> Instruction:
The records that follow should be retyped word for word.

┌──

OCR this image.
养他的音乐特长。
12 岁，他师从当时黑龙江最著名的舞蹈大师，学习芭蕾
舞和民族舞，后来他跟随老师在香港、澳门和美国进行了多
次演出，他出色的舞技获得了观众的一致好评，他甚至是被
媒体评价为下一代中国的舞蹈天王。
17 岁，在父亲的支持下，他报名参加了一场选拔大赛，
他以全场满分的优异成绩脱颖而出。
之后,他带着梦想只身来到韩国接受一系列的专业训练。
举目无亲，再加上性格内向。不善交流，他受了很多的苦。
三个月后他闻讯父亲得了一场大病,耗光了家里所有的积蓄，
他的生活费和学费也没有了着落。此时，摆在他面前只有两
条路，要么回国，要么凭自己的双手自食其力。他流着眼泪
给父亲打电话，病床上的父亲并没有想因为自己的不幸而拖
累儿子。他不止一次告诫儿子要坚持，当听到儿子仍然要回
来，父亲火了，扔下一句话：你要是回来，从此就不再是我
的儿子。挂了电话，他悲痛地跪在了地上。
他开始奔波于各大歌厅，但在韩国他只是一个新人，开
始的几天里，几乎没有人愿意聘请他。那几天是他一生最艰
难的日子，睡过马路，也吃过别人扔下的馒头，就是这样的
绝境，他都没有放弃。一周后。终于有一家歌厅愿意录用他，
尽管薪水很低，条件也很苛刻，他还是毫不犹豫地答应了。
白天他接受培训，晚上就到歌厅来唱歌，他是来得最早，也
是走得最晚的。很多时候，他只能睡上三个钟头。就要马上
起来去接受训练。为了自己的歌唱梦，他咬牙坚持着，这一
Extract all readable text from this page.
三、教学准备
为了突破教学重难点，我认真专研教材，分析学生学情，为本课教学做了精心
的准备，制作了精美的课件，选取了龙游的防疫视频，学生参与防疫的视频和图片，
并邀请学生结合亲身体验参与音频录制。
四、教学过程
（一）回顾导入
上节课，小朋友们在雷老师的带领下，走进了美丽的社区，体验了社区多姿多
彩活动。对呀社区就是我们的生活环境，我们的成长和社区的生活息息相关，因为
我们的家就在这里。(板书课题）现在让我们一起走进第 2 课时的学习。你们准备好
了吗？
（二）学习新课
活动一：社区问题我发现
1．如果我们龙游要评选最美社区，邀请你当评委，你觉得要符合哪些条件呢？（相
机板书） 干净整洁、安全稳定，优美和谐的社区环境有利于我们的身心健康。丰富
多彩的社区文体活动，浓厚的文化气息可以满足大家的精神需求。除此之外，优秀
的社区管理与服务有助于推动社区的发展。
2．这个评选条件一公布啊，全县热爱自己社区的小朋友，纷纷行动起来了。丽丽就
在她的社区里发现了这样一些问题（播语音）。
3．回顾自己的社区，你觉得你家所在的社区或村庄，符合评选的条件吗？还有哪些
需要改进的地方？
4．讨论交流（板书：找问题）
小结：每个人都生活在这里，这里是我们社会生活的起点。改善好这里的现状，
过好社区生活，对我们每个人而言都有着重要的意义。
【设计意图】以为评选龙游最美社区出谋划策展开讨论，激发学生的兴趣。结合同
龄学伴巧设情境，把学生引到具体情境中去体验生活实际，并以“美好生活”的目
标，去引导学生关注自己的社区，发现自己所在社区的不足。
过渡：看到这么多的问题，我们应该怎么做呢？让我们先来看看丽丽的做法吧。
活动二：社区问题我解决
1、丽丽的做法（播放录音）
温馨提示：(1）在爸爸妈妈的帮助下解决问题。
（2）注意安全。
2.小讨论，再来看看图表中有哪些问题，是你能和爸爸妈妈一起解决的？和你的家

└──

> The response:
OCR this image.
养他的音乐特长。
12 岁，他师从当时黑龙江最著名的舞蹈大师，学习芭蕾
舞和民族舞，后来他跟随老师在香港、澳门和美国进行了多
次演出，他出色的舞技获得了观众的一致好评，他甚至是被
媒体评价为下一代中国的舞蹈天王。
17 岁，在父亲的支持下，他报名参加了一场选拔大赛，
他以全场满分的优异成绩脱颖而出。
之后,他带着梦想只身来到韩国接受一系列的专业训练。
举目无亲，再加上性格内向。不善交流，他受了很多的苦。
三个月后他闻讯父亲得了一场大病,耗光了家里所有的积蓄，
他的生活费和学费也没有了着落。此时，摆在他面前只有两
条路，要么回国，要么凭自己的双手自食其力。他流着眼泪
给父亲打电话，病床上的父亲并没有想因为自己的不幸而拖
累儿子。他不止一次告诫儿子要坚持，当听到儿子仍然要回
来，父亲火了，扔下一句话：你要是回来，从此就不再是我
的儿子。挂了电话，他悲痛地跪在了地上。
他开始奔波于各大歌厅，但在韩国他只是一个新人，开
始的几天里，几乎没有人愿意聘请他。那几天是他一生最艰
难的日子，睡过马路，也吃过别人扔下的馒头，就是这样的
绝境，他都没有放弃。一周后。终于有一家歌厅愿意录用他，
尽管薪水很低，条件也很苛刻，他还是毫不犹豫地答应了。
白天他接受培训，晚上就到歌厅来唱歌，他是来得最早，也
是走得最晚的。很多时候，他只能睡上三个钟头。就要马上
起来去接受训练。为了自己的歌唱梦，他咬牙坚持着，这一
Extract all readable text from this page.
三、教学准备
为了突破教学重难点，我认真专研教材，分析学生学情，为本课教学做了精心
的准备，制作了精美的课件，选取了龙游的防疫视频，学生参与防疫的视频和图片，
并邀请学生结合亲身体验参与音频录制。
四、教学过程
（一）回顾导入
上节课，小朋友们在雷老师的带领下，走进了美丽的社区，体验了社区多姿多
彩活动。对呀社区就是我们的生活环境，我们的成长和社区的生活息息相关，因为
我们的家就在这里。(板书课题）现在让我们一起走进第 2 课时的学习。你们准备好
了吗？
（二）学习新课
活动一：社区问题我发现
1．如果我们龙游要评选最美社区，邀请你当评委，你觉得要符合哪些条件呢？（相
机板书） 干净整洁、安全稳定，优美和谐的社区环境有利于我们的身心健康。丰富
多彩的社区文体活动，浓厚的文化气息可以满足大家的精神需求。除此之外，优秀
的社区管理与服务有助于推动社区的发展。
2．这个评选条件一公布啊，全县热爱自己社区的小朋友，纷纷行动起来了。丽丽就
在她的社区里发现了这样一些问题（播语音）。
3．回顾自己的社区，你觉得你家所在的社区或村庄，符合评选的条件吗？还有哪些
需要改进的地方？
4．讨论交流（板书：找问题）
小结：每个人都生活在这里，这里是我们社会生活的起点。改善好这里的现状，
过好社区生活，对我们每个人而言都有着重要的意义。
【设计意图】以为评选龙游最美社区出谋划策展开讨论，激发学生的兴趣。结合同
龄学伴巧设情境，把学生引到具体情境中去体验生活实际，并以“美好生活”的目
标，去引导学生关注自己的社区，发现自己所在社区的不足。
过渡：看到这么多的问题，我们应该怎么做呢？让我们先来看看丽丽的做法吧。
活动二：社区问题我解决
1、丽丽的做法（播放录音）
温馨提示：(1）在爸爸妈妈的帮助下解决问题。
（2）注意安全。
2.小讨论，再来看看图表中有哪些问题，是你能和爸爸妈妈一起解决的？和你的家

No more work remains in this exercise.